Given task:
Work out the number of lines with "туризма" in them. Reply with that number and no other words.

Extracted data:
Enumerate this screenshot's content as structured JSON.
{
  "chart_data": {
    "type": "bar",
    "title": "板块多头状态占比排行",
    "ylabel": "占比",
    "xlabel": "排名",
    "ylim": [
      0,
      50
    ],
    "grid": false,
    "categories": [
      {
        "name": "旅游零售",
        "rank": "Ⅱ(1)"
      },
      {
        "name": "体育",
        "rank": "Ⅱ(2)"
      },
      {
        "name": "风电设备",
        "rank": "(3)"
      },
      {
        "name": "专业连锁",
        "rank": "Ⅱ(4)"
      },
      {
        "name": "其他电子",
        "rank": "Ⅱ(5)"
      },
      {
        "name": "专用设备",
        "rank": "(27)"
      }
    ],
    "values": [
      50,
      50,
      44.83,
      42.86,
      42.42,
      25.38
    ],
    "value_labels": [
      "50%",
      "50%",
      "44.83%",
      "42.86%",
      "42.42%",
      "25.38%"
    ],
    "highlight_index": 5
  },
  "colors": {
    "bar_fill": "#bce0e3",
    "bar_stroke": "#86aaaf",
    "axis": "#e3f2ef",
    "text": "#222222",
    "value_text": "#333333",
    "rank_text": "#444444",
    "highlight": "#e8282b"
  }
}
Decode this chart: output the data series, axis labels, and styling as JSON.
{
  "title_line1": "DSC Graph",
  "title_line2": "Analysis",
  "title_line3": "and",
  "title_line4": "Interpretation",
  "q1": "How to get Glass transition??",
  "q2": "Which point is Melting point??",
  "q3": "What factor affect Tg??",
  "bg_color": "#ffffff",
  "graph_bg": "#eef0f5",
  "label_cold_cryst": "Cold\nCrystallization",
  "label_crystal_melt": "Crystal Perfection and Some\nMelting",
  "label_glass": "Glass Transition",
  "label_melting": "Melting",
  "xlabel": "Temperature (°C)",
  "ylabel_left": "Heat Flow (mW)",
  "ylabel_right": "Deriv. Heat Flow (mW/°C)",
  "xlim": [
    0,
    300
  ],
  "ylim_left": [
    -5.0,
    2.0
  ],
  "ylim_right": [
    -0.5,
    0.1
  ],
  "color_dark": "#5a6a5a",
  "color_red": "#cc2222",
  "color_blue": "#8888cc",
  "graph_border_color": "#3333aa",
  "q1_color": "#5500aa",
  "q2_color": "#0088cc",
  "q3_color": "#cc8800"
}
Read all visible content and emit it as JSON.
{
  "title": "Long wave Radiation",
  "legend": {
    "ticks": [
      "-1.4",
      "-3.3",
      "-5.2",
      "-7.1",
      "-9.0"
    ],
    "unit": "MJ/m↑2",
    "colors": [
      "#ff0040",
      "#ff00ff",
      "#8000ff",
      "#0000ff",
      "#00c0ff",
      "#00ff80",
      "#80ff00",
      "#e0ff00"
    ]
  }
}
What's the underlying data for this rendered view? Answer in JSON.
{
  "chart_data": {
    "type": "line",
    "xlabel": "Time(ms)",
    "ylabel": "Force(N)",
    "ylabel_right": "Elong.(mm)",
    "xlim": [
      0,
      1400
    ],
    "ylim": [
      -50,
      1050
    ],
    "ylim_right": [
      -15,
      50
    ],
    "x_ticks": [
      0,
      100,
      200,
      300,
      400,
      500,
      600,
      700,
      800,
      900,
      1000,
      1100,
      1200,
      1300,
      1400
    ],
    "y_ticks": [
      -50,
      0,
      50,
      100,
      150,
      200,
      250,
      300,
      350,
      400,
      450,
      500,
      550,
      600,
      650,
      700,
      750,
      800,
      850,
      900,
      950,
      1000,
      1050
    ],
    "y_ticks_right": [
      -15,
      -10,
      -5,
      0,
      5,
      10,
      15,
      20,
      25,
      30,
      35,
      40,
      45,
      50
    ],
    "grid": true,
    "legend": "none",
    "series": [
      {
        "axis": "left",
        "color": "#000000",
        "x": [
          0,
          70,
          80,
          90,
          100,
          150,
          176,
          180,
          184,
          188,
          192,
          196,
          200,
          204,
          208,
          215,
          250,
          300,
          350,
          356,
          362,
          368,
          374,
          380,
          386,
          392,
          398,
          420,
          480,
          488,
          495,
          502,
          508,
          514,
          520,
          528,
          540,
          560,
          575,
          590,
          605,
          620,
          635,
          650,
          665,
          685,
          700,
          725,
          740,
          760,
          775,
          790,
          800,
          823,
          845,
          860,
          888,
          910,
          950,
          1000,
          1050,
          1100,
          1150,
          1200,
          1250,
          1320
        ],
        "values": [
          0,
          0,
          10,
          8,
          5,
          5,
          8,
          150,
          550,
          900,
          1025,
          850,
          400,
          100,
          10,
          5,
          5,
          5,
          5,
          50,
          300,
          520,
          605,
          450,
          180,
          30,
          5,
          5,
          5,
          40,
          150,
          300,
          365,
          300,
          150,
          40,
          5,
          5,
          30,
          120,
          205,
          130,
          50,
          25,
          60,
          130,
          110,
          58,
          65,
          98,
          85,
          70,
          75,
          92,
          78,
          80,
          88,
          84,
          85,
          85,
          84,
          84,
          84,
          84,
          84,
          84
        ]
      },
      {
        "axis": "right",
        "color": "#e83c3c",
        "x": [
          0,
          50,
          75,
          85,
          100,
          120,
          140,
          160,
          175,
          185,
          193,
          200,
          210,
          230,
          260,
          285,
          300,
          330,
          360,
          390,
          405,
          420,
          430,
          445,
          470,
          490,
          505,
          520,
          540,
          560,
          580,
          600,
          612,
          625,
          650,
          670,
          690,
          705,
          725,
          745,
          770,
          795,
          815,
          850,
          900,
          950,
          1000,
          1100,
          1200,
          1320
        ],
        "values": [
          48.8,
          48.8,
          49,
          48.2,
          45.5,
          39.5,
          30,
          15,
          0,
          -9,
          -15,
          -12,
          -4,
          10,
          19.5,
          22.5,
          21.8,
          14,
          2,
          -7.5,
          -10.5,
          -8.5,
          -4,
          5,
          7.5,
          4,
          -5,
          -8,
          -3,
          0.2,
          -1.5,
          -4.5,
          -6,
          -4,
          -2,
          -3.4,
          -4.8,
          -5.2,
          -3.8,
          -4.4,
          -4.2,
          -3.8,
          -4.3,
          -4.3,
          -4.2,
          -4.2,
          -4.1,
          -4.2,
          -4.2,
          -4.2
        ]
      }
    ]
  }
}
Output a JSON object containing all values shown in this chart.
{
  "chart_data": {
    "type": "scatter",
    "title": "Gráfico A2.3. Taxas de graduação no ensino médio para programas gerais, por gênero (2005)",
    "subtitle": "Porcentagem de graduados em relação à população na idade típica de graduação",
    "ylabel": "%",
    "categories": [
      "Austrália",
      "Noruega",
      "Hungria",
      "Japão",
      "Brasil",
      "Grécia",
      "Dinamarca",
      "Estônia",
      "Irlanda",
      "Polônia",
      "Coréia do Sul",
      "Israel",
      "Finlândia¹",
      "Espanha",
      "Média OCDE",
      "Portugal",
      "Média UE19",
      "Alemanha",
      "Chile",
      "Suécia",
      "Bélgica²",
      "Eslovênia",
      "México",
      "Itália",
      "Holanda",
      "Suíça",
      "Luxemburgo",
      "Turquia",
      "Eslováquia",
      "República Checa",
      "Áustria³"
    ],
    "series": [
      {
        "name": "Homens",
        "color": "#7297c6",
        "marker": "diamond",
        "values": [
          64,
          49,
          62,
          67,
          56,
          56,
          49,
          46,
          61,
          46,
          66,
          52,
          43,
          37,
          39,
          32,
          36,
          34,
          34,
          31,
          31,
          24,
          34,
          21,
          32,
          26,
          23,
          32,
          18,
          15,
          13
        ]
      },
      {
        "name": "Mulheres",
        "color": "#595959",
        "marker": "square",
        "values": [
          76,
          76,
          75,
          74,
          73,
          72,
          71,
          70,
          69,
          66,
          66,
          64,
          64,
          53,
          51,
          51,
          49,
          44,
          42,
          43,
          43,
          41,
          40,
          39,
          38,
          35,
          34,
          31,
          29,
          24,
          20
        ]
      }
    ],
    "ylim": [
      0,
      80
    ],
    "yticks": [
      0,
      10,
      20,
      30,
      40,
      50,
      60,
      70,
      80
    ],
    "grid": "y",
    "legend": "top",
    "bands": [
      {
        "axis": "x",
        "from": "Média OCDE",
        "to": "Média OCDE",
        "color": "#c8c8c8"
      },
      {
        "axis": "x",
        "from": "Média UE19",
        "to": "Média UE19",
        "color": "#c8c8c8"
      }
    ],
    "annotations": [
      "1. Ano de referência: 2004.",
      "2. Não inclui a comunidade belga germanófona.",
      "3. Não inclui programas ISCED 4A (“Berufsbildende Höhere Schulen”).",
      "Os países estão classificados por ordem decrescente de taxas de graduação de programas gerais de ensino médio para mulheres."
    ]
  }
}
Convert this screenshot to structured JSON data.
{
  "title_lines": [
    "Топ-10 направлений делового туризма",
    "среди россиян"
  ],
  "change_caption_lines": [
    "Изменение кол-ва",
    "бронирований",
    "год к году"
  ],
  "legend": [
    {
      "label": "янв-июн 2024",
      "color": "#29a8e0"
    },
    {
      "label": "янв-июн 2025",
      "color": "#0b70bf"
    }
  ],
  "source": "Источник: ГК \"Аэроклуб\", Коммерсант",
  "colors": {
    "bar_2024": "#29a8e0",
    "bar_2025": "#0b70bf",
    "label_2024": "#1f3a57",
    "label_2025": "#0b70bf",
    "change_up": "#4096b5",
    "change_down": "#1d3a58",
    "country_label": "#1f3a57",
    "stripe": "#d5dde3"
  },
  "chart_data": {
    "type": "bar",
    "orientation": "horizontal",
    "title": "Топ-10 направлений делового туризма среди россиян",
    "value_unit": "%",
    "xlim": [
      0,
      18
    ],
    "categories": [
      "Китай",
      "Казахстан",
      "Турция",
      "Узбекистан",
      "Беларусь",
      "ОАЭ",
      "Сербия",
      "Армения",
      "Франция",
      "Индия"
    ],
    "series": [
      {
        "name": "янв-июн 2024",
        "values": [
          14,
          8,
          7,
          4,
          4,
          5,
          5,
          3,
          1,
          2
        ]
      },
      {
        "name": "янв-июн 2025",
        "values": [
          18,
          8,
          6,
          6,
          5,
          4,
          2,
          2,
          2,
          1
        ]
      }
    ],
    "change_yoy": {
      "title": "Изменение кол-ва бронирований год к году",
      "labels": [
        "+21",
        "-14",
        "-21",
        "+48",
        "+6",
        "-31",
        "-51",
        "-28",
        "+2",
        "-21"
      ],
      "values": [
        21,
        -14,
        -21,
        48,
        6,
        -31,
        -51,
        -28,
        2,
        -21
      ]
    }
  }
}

Expected answer:
2